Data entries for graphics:
════════

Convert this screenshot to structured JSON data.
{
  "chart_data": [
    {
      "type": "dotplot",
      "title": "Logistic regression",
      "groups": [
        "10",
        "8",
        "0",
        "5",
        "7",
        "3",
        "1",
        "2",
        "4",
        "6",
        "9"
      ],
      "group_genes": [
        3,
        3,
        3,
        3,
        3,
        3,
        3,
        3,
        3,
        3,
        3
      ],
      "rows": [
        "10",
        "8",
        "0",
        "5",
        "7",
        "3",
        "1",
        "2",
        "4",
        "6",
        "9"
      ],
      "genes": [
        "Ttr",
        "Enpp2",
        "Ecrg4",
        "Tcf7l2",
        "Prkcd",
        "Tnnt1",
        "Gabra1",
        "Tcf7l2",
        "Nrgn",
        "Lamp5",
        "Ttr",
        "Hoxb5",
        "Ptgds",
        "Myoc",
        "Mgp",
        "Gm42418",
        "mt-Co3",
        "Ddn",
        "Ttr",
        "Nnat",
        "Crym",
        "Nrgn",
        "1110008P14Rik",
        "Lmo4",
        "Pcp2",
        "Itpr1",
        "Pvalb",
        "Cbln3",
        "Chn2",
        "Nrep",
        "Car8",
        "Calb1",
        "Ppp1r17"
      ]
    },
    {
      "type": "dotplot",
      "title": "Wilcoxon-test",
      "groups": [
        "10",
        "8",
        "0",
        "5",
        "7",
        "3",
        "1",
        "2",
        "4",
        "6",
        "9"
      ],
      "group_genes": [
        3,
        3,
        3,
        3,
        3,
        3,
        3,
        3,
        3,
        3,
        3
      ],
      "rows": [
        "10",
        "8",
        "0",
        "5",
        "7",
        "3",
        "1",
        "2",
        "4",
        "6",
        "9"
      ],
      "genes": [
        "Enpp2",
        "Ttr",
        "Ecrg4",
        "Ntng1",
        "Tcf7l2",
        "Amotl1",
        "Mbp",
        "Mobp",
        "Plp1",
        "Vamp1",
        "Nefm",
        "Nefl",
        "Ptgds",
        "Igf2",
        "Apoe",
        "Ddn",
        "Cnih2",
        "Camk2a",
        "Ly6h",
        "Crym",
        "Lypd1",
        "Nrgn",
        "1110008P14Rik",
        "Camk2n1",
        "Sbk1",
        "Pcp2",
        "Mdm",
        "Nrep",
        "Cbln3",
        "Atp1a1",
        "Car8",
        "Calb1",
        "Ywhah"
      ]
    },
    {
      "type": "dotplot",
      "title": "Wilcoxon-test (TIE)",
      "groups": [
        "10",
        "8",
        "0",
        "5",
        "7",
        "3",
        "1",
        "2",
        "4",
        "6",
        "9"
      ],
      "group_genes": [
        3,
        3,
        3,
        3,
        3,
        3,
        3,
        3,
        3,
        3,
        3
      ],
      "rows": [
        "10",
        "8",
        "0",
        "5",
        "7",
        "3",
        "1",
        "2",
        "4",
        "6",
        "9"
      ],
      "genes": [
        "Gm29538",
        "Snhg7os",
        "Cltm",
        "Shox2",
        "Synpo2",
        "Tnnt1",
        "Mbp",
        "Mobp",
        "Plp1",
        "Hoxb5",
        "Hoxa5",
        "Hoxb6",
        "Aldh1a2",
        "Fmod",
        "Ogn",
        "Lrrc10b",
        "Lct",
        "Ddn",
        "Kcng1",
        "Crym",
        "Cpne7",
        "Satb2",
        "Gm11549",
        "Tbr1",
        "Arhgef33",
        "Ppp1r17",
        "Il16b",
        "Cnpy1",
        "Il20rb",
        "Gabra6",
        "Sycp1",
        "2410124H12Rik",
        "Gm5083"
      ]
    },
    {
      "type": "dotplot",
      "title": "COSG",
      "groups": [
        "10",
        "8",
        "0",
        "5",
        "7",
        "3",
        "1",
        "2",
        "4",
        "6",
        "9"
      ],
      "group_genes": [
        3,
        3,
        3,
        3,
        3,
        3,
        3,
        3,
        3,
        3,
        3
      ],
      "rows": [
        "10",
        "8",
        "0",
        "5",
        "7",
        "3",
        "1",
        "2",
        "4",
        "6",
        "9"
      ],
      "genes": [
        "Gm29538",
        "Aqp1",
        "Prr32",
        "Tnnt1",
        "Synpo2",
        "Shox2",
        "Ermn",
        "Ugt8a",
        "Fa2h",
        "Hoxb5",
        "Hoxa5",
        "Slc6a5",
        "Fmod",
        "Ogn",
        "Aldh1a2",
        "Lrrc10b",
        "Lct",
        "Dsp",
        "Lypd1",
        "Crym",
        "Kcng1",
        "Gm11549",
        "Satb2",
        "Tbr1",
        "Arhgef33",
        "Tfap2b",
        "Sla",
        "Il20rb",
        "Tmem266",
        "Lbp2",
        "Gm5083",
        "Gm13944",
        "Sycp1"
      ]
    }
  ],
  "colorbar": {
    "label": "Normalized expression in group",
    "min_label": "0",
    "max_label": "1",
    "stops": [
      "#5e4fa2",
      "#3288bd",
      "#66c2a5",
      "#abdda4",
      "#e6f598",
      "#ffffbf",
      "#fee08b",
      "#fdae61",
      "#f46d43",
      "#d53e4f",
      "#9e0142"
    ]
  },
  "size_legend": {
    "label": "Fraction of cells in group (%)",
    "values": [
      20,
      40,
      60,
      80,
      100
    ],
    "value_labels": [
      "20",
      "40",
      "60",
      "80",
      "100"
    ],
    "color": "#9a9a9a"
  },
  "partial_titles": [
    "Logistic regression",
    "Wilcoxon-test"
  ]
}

════════

Line by line, transcribe all of the records exactly.

Convert this screenshot to structured JSON data.
{
  "chart_data": [
    {
      "type": "dotplot",
      "title": "Logistic regression",
      "groups": [
        "10",
        "8",
        "0",
        "5",
        "7",
        "3",
        "1",
        "2",
        "4",
        "6",
        "9"
      ],
      "group_genes": [
        3,
        3,
        3,
        3,
        3,
        3,
        3,
        3,
        3,
        3,
        3
      ],
      "rows": [
        "10",
        "8",
        "0",
        "5",
        "7",
        "3",
        "1",
        "2",
        "4",
        "6",
        "9"
      ],
      "genes": [
        "Ttr",
        "Enpp2",
        "Ecrg4",
        "Tcf7l2",
        "Prkcd",
        "Tnnt1",
        "Gabra1",
        "Tcf7l2",
        "Nrgn",
        "Lamp5",
        "Ttr",
        "Hoxb5",
        "Ptgds",
        "Myoc",
        "Mgp",
        "Gm42418",
        "mt-Co3",
        "Ddn",
        "Ttr",
        "Nnat",
        "Crym",
        "Nrgn",
        "1110008P14Rik",
        "Lmo4",
        "Pcp2",
        "Itpr1",
        "Pvalb",
        "Cbln3",
        "Chn2",
        "Nrep",
        "Car8",
        "Calb1",
        "Ppp1r17"
      ]
    },
    {
      "type": "dotplot",
      "title": "Wilcoxon-test",
      "groups": [
        "10",
        "8",
        "0",
        "5",
        "7",
        "3",
        "1",
        "2",
        "4",
        "6",
        "9"
      ],
      "group_genes": [
        3,
        3,
        3,
        3,
        3,
        3,
        3,
        3,
        3,
        3,
        3
      ],
      "rows": [
        "10",
        "8",
        "0",
        "5",
        "7",
        "3",
        "1",
        "2",
        "4",
        "6",
        "9"
      ],
      "genes": [
        "Enpp2",
        "Ttr",
        "Ecrg4",
        "Ntng1",
        "Tcf7l2",
        "Amotl1",
        "Mbp",
        "Mobp",
        "Plp1",
        "Vamp1",
        "Nefm",
        "Nefl",
        "Ptgds",
        "Igf2",
        "Apoe",
        "Ddn",
        "Cnih2",
        "Camk2a",
        "Ly6h",
        "Crym",
        "Lypd1",
        "Nrgn",
        "1110008P14Rik",
        "Camk2n1",
        "Sbk1",
        "Pcp2",
        "Mdm",
        "Nrep",
        "Cbln3",
        "Atp1a1",
        "Car8",
        "Calb1",
        "Ywhah"
      ]
    },
    {
      "type": "dotplot",
      "title": "Wilcoxon-test (TIE)",
      "groups": [
        "10",
        "8",
        "0",
        "5",
        "7",
        "3",
        "1",
        "2",
        "4",
        "6",
        "9"
      ],
      "group_genes": [
        3,
        3,
        3,
        3,
        3,
        3,
        3,
        3,
        3,
        3,
        3
      ],
      "rows": [
        "10",
        "8",
        "0",
        "5",
        "7",
        "3",
        "1",
        "2",
        "4",
        "6",
        "9"
      ],
      "genes": [
        "Gm29538",
        "Snhg7os",
        "Cltm",
        "Shox2",
        "Synpo2",
        "Tnnt1",
        "Mbp",
        "Mobp",
        "Plp1",
        "Hoxb5",
        "Hoxa5",
        "Hoxb6",
        "Aldh1a2",
        "Fmod",
        "Ogn",
        "Lrrc10b",
        "Lct",
        "Ddn",
        "Kcng1",
        "Crym",
        "Cpne7",
        "Satb2",
        "Gm11549",
        "Tbr1",
        "Arhgef33",
        "Ppp1r17",
        "Il16b",
        "Cnpy1",
        "Il20rb",
        "Gabra6",
        "Sycp1",
        "2410124H12Rik",
        "Gm5083"
      ]
    },
    {
      "type": "dotplot",
      "title": "COSG",
      "groups": [
        "10",
        "8",
        "0",
        "5",
        "7",
        "3",
        "1",
        "2",
        "4",
        "6",
        "9"
      ],
      "group_genes": [
        3,
        3,
        3,
        3,
        3,
        3,
        3,
        3,
        3,
        3,
        3
      ],
      "rows": [
        "10",
        "8",
        "0",
        "5",
        "7",
        "3",
        "1",
        "2",
        "4",
        "6",
        "9"
      ],
      "genes": [
        "Gm29538",
        "Aqp1",
        "Prr32",
        "Tnnt1",
        "Synpo2",
        "Shox2",
        "Ermn",
        "Ugt8a",
        "Fa2h",
        "Hoxb5",
        "Hoxa5",
        "Slc6a5",
        "Fmod",
        "Ogn",
        "Aldh1a2",
        "Lrrc10b",
        "Lct",
        "Dsp",
        "Lypd1",
        "Crym",
        "Kcng1",
        "Gm11549",
        "Satb2",
        "Tbr1",
        "Arhgef33",
        "Tfap2b",
        "Sla",
        "Il20rb",
        "Tmem266",
        "Lbp2",
        "Gm5083",
        "Gm13944",
        "Sycp1"
      ]
    }
  ],
  "colorbar": {
    "label": "Normalized expression in group",
    "min_label": "0",
    "max_label": "1",
    "stops": [
      "#5e4fa2",
      "#3288bd",
      "#66c2a5",
      "#abdda4",
      "#e6f598",
      "#ffffbf",
      "#fee08b",
      "#fdae61",
      "#f46d43",
      "#d53e4f",
      "#9e0142"
    ]
  },
  "size_legend": {
    "label": "Fraction of cells in group (%)",
    "values": [
      20,
      40,
      60,
      80,
      100
    ],
    "value_labels": [
      "20",
      "40",
      "60",
      "80",
      "100"
    ],
    "color": "#9a9a9a"
  },
  "partial_titles": [
    "Logistic regression",
    "Wilcoxon-test"
  ]
}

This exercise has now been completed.